→ **Text segment**:

There’s a reason the Murray cod fish sits on nearly every Australian angler’s bucket list. It’s our largest freshwater species, can live past 50 years, and when a metre-long green-marbled torpedo smashes a surface lure at dusk, you’ll understand why people drive thousands of kilometres to chase one.
This Murray cod fishing guide walks you through everything you need for a successful trip on the Echuca stretch of the Murray – if you’ve caught cod before, fished saltwater for years, or have never wet a line in your life.
Quick Answer: How to fish for Murray cod
- Season: Legal fishing runs from 1 December to 31 August. The river is closed to cod fishing from 1 September to 30 November to protect spawning fish.
- Legal size: You can only keep cod between 55 cm and 75 cm (the “slot”). Anything smaller or larger must be released carefully.

→ **Requirements**:
1) In the Murray cod fishing guide, on what dates is the river closed to cod fishing?
2) Transcribe the passage of the Murray cod fishing guide starting with "There’s a reason" and going on through "protect spawning fish.".
3) Write the next part of the Murray cod fishing guide, picking up after its final line.

Records showing where elements appear
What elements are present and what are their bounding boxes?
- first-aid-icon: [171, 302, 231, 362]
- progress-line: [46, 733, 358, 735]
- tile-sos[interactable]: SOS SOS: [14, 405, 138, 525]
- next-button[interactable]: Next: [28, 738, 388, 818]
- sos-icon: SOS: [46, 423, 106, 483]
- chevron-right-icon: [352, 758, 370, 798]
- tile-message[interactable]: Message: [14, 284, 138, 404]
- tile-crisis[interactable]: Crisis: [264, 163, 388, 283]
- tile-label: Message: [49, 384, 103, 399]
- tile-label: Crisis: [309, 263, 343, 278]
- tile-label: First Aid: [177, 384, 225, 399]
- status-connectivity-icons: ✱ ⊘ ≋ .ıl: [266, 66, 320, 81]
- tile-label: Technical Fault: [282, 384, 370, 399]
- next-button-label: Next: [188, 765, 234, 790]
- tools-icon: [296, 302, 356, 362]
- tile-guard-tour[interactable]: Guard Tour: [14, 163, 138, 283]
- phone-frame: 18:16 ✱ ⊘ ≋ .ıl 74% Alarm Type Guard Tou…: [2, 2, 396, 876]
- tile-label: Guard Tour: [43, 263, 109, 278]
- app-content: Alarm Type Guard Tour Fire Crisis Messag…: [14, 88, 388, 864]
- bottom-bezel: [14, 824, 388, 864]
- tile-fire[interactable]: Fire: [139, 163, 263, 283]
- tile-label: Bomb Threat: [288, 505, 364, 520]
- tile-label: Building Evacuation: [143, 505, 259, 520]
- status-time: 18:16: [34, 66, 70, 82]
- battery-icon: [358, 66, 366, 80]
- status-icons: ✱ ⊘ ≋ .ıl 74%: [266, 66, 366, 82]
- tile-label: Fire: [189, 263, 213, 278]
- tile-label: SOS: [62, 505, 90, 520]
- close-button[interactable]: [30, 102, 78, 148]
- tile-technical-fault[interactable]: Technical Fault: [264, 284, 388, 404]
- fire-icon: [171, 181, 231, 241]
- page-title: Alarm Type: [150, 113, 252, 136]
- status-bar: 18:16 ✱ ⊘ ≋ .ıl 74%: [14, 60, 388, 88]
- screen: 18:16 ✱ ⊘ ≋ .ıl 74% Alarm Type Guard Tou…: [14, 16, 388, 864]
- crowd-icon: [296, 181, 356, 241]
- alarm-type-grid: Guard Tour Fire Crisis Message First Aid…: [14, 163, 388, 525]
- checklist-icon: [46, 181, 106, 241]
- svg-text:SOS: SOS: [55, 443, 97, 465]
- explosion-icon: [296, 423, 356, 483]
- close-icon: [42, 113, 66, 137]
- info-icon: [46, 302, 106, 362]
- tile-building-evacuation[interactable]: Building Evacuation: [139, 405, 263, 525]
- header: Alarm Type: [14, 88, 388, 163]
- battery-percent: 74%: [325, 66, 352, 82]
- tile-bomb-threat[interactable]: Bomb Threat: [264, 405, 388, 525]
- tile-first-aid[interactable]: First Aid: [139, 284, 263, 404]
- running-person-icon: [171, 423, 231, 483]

→ **Task responses**:
1) From 1 September to 30 November.

2)
There’s a reason the Murray cod fish sits on nearly every Australian angler’s bucket list. It’s our largest freshwater species, can live past 50 years, and when a metre-long green-marbled torpedo smashes a surface lure at dusk, you’ll understand why people drive thousands of kilometres to chase one.
This Murray cod fishing guide walks you through everything you need for a successful trip on the Echuca stretch of the Murray – if you’ve caught cod before, fished saltwater for years, or have never wet a line in your life.
Quick Answer: How to fish for Murray cod
- Season: Legal fishing runs from 1 December to 31 August. The river is closed to cod fishing from 1 September to 30 November to protect spawning fish.

3)
- Bag limit: 1 per day on the Victorian side of the river, 2 per day in NSW waters. The Murray itself is classed as NSW water.
- Best times: Dawn, dusk and warm summer evenings. Stable river flow beats rising or falling water.
- Where to fish near Echuca: Barmah Forest upstream, Torrumbarry downstream, the Campaspe and Goulburn junctions.
- What works: Surface lures at low light, spinnerbaits and swimbaits around snags, bardi grubs or yabbies for bait fishers.
Meet the Murray Cod Fish
Maccullochella peelii, its Latin name, is endemic to the Murray-Darling Basin, so you won’t find it anywhere else on earth. The official record is a 1.83 m, 113 kg monster, though most mature fish you’ll encounter run between 60 cm and a metre. Cod are ambush predators with enormous mouths. They’ll eat yabbies, baitfish, water rats, ducklings, frogs, snakes, and, according to old tales, the occasional golf ball mistaken for an egg.
The fish near Echuca have a strong reputation.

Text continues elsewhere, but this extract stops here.